• Do this: For each line that holds "JSON", copy the line out.

------ Information provided

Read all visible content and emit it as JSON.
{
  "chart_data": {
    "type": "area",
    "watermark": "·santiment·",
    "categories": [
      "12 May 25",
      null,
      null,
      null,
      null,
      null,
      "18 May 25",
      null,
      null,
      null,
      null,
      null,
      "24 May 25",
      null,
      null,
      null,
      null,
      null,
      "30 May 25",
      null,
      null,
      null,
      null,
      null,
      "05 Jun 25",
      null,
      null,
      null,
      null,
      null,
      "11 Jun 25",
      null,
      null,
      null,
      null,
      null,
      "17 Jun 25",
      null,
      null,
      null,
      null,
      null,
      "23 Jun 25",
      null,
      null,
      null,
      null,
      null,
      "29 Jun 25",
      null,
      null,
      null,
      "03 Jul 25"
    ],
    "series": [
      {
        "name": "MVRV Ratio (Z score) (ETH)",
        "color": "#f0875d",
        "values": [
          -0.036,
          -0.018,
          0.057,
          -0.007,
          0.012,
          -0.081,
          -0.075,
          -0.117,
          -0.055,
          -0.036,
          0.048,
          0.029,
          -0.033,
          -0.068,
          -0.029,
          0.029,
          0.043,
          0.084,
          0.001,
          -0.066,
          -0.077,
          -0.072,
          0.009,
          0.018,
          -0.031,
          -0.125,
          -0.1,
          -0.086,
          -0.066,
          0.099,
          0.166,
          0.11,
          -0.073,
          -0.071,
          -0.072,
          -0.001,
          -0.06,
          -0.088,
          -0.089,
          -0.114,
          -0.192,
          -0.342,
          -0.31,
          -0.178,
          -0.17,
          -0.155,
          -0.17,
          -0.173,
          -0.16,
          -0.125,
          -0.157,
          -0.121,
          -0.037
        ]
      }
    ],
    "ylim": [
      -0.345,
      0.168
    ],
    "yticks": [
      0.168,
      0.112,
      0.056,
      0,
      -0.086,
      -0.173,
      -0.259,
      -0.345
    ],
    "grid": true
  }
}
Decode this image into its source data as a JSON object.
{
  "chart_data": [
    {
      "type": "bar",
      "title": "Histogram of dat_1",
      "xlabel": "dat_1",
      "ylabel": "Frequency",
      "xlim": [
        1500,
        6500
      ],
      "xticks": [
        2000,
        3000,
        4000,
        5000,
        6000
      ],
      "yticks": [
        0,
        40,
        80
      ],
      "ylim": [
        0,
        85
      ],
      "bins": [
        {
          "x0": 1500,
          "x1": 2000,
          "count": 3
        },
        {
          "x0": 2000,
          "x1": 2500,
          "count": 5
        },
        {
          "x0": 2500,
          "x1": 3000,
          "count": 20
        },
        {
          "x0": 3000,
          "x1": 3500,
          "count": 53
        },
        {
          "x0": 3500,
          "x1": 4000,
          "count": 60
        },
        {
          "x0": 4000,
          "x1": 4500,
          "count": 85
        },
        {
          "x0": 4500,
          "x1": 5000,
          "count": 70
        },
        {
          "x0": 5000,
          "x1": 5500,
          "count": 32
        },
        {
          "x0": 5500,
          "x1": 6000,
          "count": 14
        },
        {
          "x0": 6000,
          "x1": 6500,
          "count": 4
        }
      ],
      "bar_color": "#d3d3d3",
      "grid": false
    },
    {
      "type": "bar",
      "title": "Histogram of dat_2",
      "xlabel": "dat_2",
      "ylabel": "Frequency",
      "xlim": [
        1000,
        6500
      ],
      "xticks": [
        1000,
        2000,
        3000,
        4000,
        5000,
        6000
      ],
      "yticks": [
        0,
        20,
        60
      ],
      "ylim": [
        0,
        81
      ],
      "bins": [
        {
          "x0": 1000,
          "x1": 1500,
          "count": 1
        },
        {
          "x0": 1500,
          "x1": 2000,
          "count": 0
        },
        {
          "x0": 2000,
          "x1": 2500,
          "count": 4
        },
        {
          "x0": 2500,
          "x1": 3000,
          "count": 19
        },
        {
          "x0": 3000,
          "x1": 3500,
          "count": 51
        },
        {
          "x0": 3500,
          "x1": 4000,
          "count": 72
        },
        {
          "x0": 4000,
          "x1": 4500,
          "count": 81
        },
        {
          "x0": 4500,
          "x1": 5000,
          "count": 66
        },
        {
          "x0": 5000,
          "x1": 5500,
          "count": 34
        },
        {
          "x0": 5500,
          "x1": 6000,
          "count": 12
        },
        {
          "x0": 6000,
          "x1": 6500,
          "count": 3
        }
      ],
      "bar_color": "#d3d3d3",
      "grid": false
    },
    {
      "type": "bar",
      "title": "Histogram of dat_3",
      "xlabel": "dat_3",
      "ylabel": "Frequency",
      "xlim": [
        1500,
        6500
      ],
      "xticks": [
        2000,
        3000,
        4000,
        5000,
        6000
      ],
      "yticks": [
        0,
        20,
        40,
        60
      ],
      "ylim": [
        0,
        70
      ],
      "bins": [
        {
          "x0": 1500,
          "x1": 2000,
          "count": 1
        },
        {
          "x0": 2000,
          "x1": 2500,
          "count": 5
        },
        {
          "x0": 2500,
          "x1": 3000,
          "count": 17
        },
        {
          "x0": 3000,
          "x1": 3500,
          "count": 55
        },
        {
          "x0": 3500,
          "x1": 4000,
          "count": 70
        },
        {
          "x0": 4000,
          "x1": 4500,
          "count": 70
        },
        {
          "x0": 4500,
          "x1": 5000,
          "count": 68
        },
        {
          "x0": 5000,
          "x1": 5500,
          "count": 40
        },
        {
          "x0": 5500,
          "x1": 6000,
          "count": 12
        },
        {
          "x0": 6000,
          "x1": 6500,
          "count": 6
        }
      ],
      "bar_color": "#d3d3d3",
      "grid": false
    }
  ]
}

------------

• The completed task:
Read all visible content and emit it as JSON.
Decode this image into its source data as a JSON object.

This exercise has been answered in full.